Data listing:

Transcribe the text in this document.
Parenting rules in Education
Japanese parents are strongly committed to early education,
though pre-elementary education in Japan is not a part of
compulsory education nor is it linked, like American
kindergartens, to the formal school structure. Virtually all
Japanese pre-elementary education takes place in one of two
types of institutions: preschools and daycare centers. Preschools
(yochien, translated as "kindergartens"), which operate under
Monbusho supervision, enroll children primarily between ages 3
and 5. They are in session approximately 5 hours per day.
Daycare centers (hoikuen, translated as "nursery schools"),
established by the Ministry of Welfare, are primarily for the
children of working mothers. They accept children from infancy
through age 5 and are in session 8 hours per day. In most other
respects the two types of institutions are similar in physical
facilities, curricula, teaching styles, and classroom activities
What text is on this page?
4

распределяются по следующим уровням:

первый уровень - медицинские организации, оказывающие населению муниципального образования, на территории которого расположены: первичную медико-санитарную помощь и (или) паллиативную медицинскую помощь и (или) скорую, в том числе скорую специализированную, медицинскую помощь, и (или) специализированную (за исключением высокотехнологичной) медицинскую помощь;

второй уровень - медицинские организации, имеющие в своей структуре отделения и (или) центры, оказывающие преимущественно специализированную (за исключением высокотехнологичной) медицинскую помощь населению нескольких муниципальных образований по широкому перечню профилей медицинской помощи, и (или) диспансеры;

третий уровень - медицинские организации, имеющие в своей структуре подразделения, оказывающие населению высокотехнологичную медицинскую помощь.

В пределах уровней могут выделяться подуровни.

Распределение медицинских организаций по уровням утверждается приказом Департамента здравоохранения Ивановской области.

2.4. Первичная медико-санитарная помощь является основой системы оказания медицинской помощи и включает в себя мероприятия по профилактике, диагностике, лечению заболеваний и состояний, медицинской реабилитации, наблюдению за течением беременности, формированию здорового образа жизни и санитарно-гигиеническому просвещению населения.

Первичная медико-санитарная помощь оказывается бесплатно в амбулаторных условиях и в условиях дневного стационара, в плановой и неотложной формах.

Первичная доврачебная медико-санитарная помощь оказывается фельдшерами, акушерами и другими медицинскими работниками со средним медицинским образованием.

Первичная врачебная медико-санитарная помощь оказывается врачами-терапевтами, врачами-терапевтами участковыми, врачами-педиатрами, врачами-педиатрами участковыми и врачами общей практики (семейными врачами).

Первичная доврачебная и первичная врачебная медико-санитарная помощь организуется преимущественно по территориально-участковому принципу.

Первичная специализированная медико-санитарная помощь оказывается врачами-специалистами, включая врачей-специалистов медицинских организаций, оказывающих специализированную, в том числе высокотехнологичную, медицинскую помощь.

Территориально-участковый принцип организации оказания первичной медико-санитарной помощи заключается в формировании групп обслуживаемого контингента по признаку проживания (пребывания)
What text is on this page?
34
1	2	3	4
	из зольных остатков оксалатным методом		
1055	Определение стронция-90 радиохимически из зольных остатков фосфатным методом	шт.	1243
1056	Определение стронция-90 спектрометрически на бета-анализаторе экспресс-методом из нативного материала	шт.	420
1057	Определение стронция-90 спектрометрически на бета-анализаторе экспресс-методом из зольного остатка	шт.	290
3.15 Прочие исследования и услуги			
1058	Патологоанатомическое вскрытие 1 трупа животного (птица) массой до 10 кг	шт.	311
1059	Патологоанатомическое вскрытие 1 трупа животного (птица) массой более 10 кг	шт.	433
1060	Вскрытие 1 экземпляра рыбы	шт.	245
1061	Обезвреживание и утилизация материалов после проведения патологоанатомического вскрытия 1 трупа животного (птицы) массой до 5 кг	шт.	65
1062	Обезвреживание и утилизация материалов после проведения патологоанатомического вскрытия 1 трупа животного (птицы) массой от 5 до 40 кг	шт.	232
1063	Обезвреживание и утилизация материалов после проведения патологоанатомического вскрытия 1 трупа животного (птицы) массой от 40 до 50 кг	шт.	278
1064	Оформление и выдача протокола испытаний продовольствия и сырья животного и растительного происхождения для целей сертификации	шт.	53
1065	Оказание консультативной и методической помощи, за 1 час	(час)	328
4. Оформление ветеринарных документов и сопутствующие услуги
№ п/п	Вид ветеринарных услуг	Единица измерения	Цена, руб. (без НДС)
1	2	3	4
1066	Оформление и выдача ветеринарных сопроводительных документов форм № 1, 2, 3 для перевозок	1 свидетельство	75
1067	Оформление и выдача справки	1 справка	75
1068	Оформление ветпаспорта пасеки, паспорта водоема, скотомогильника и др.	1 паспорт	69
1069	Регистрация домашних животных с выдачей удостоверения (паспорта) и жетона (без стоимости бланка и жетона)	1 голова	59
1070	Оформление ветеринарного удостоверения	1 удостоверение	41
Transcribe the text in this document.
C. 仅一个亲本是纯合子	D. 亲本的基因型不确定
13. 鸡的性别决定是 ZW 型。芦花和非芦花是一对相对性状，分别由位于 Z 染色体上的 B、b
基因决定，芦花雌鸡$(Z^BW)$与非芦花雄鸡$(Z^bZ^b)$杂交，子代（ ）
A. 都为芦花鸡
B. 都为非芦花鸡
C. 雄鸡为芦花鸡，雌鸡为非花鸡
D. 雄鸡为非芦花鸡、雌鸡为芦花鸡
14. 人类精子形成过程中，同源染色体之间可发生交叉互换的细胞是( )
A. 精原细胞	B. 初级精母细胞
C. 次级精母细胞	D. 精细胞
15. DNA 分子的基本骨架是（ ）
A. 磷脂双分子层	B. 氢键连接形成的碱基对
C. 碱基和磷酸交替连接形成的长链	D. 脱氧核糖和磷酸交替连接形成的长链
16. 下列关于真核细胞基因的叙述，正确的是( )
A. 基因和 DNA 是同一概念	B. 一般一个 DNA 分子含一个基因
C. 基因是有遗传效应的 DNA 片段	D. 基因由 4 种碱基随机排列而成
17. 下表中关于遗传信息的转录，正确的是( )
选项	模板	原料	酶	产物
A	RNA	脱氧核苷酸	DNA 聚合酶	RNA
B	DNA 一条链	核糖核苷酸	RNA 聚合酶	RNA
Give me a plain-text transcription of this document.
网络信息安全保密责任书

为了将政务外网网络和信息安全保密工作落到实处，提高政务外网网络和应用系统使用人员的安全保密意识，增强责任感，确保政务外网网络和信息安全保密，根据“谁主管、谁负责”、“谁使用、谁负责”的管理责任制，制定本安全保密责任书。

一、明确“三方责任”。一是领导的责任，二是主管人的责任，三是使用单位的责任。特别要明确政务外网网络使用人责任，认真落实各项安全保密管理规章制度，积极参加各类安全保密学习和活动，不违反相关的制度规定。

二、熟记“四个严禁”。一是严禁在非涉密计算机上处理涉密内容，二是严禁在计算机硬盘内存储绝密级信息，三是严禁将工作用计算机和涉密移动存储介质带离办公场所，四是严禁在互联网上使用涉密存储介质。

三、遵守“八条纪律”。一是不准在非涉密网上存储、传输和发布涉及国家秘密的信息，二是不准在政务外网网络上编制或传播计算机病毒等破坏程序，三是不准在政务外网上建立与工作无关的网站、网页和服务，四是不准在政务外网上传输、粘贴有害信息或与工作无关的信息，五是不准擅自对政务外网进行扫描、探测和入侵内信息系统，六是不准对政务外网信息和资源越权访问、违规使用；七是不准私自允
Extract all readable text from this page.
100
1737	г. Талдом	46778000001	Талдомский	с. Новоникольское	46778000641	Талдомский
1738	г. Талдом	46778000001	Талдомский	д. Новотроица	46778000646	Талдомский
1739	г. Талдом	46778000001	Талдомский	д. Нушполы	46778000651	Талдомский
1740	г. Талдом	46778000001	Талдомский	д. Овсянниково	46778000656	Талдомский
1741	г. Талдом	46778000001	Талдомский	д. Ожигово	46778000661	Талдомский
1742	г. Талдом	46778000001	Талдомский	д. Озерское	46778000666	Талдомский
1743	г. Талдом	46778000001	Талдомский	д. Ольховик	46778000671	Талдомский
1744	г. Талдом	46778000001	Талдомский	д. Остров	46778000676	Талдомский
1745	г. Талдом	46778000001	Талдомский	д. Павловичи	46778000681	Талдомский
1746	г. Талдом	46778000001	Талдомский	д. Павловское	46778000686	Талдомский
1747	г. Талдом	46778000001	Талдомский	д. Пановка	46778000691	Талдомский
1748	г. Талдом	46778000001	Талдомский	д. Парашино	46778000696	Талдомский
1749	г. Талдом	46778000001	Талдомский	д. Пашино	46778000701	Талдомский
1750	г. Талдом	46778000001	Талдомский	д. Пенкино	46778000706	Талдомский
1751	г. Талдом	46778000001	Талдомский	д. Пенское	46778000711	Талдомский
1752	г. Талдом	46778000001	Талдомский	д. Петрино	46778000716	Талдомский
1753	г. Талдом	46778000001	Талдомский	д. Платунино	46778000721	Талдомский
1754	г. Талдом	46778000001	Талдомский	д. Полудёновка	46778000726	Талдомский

WHAT YOU NEED TO DO:
Check each line above for "Определение" and return the ones that have it.

ANSWER BELOW:
1055	Определение стронция-90 радиохимически из зольных остатков фосфатным методом	шт.	1243
1056	Определение стронция-90 спектрометрически на бета-анализаторе экспресс-методом из нативного материала	шт.	420
1057	Определение стронция-90 спектрометрически на бета-анализаторе экспресс-методом из зольного остатка	шт.	290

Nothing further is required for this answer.